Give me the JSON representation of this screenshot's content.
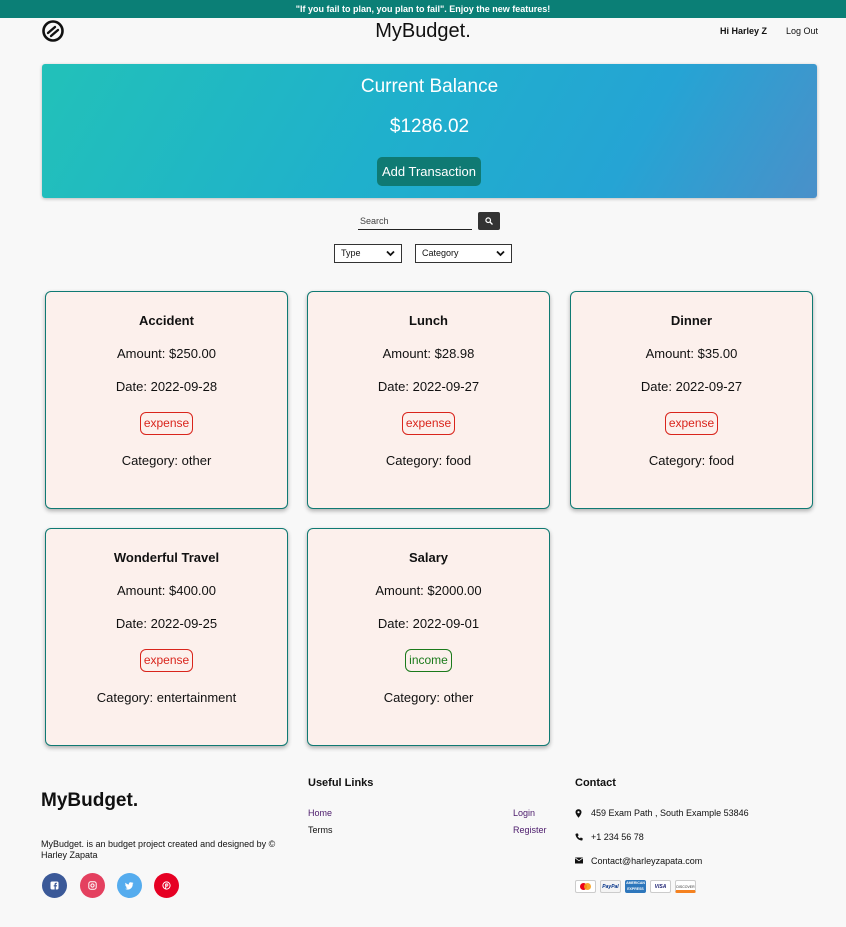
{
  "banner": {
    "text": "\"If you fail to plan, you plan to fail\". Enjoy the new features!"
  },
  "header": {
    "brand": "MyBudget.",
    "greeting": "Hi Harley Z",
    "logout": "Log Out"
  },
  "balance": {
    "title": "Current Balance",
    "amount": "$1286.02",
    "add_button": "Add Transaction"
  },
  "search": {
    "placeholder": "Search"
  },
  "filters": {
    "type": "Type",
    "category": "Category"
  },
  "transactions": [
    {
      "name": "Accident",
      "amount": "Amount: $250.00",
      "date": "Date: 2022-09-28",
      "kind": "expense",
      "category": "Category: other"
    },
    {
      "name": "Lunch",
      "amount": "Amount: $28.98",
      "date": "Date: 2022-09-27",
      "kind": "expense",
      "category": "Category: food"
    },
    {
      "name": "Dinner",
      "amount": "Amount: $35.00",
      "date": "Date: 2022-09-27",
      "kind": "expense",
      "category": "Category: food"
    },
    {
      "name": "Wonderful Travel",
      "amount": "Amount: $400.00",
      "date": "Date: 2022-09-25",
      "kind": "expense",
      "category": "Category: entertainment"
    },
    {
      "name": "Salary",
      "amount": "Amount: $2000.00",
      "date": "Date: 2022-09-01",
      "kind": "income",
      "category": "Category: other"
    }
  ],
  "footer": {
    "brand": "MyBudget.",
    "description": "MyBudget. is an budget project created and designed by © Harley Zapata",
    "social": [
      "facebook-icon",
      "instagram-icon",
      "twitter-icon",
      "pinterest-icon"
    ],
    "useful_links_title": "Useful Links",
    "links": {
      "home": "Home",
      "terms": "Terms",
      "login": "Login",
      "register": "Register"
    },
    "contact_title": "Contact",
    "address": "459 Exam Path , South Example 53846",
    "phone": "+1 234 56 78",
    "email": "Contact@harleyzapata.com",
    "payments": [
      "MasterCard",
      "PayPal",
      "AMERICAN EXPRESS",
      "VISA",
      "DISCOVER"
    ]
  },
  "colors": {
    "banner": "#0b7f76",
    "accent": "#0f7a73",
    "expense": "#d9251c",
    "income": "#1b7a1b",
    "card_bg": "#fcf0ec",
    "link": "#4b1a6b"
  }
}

= = = = = = =

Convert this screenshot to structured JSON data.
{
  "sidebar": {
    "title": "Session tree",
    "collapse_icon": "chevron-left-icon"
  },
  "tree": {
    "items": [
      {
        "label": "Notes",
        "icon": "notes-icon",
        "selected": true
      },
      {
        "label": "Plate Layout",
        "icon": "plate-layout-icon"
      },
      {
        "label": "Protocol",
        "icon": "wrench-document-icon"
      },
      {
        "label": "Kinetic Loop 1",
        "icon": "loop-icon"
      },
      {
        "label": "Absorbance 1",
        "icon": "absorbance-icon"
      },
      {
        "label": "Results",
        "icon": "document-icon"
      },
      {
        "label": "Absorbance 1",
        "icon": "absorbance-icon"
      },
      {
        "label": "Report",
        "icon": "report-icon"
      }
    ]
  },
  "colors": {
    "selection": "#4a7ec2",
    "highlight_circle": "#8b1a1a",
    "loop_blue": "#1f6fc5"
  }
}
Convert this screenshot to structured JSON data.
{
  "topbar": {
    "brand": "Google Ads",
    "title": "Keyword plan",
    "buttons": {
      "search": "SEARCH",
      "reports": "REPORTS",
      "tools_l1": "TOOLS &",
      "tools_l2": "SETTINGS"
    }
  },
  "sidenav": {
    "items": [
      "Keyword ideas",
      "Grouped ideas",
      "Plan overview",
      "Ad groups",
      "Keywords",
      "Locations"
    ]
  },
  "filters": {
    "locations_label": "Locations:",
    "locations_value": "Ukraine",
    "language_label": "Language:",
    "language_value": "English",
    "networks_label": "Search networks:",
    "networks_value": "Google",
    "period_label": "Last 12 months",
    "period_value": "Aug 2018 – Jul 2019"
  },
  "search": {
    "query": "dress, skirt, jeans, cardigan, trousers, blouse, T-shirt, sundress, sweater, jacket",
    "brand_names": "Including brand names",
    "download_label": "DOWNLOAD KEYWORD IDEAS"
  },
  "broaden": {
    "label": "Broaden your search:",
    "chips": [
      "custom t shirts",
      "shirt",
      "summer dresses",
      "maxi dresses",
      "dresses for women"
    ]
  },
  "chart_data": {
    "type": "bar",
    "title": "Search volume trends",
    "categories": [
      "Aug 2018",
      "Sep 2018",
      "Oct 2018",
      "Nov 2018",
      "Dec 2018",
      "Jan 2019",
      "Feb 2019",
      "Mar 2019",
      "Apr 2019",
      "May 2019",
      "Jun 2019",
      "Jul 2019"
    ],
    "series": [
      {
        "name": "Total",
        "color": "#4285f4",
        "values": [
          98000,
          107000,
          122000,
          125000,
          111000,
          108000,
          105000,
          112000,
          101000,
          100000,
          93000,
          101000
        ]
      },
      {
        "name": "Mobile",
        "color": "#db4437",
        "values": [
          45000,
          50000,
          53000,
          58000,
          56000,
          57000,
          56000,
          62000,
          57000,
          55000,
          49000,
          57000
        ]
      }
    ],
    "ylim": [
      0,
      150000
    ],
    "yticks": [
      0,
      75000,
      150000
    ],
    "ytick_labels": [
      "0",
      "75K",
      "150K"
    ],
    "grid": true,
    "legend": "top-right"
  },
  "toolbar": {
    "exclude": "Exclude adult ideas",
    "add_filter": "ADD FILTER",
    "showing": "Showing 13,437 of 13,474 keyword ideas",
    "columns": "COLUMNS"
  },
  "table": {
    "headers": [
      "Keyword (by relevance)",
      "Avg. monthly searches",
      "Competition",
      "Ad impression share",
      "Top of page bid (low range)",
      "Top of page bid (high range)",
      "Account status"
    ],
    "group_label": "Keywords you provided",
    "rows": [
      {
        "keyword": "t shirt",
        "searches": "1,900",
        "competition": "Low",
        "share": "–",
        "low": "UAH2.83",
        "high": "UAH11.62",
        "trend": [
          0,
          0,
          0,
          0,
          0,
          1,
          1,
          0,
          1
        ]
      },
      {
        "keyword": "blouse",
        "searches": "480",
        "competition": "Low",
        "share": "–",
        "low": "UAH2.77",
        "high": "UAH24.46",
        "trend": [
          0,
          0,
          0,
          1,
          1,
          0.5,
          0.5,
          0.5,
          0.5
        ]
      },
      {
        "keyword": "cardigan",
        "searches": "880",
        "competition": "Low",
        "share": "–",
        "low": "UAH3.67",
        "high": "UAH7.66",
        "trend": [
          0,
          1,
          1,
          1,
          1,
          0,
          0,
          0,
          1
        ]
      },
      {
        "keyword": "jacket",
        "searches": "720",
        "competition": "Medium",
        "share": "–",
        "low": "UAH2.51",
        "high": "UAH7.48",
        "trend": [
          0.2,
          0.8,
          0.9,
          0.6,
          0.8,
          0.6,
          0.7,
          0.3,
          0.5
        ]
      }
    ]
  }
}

= = = = = = =

Which lines hold the string "dresses"? Copy all of them from the data above.

      "summer dresses",
      "maxi dresses",
      "dresses for women"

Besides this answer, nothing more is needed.